_Task data_.

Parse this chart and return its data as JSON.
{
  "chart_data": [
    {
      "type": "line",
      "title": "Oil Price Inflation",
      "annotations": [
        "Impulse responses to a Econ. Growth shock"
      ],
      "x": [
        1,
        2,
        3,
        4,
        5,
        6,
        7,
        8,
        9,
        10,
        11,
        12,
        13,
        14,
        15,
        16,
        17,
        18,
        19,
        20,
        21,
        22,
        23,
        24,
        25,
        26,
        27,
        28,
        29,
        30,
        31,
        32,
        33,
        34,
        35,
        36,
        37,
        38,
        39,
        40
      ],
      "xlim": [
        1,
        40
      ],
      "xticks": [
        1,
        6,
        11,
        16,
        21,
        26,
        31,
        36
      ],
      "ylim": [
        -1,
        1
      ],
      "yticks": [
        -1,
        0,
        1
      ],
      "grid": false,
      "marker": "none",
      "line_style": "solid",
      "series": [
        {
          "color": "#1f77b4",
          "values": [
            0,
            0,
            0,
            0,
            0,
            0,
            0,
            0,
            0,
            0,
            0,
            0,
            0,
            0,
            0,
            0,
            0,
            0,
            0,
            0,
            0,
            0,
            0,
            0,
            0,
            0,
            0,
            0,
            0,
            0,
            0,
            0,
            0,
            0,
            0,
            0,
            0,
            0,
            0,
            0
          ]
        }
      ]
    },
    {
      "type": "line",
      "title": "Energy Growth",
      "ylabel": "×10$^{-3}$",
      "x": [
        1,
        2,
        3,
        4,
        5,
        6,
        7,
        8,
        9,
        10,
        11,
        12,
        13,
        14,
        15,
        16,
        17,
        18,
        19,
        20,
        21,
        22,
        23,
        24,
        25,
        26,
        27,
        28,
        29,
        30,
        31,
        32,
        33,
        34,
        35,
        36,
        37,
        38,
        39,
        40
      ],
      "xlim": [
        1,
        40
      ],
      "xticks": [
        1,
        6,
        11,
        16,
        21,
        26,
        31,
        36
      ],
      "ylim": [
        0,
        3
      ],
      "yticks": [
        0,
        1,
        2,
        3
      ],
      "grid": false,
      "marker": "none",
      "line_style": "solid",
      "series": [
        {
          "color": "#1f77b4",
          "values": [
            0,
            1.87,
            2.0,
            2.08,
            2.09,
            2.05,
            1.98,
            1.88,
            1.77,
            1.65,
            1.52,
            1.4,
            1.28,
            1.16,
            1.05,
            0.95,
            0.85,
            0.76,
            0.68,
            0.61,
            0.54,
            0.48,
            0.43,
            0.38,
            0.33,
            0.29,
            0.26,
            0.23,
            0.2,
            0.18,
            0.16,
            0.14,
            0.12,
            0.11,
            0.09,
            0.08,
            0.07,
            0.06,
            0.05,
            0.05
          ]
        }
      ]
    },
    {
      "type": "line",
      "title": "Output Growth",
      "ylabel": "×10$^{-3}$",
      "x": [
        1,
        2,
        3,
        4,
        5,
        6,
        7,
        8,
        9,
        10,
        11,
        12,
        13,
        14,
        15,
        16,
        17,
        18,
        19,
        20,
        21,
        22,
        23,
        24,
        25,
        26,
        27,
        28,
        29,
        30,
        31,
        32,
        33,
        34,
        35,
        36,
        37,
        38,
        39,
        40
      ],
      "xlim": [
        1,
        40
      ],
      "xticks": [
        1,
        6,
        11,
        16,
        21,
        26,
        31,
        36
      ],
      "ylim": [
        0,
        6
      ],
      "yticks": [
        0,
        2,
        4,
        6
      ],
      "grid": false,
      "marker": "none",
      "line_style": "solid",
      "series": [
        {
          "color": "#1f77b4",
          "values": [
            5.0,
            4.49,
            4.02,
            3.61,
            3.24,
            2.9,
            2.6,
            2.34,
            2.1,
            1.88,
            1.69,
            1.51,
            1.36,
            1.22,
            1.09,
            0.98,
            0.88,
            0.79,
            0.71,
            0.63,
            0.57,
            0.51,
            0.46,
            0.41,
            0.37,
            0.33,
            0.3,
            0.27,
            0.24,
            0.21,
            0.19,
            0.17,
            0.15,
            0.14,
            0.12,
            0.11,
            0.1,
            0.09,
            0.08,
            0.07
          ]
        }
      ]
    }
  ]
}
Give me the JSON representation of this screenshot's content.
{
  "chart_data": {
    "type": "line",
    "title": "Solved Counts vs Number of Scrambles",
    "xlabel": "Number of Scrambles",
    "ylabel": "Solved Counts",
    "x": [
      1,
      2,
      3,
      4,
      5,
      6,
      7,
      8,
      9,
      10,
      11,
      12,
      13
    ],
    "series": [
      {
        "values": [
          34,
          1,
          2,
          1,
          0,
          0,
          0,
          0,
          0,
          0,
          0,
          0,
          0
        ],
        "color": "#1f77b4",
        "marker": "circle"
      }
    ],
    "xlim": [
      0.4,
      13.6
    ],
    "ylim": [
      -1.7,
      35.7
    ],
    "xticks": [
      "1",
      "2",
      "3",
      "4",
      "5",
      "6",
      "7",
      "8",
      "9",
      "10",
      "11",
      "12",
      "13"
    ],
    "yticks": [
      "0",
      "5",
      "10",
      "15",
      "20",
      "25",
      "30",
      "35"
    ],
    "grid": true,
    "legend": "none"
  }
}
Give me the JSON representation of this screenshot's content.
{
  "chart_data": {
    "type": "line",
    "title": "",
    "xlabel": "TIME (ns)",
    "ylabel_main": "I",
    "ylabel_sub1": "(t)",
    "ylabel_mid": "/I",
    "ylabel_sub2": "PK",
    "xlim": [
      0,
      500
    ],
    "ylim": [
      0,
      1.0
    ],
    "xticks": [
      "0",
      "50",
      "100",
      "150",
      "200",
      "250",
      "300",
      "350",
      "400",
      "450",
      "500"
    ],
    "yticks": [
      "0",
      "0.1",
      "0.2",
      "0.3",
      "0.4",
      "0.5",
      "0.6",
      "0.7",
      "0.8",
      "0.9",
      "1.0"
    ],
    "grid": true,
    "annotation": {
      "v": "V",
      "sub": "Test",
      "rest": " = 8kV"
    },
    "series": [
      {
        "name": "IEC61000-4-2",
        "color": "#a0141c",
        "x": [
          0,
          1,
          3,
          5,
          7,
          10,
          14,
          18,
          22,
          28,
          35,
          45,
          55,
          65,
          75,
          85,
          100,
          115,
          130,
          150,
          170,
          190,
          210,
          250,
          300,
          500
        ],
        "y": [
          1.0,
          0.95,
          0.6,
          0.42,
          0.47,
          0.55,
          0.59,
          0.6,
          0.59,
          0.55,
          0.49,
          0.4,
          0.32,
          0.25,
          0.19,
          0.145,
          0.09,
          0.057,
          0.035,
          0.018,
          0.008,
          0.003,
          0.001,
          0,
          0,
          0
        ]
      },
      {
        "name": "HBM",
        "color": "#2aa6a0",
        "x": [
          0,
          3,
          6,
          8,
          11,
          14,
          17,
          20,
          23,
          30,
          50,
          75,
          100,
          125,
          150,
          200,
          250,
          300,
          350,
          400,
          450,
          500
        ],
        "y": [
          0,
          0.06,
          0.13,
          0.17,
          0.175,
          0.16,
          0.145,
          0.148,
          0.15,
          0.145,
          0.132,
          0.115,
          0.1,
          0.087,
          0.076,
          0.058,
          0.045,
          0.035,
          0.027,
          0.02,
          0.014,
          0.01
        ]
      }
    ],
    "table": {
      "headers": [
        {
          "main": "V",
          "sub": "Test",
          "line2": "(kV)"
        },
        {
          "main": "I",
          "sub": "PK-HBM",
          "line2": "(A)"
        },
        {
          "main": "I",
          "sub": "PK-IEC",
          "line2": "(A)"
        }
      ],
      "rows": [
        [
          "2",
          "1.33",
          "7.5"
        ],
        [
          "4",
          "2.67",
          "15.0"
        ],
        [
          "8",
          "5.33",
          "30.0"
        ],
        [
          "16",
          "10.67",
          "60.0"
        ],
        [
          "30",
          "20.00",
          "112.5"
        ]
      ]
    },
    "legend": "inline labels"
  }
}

_Aim_.
Search the data above for lines holding "Solved" and copy each of them.

_Solution_.
    "title": "Solved Counts vs Number of Scrambles",
    "ylabel": "Solved Counts",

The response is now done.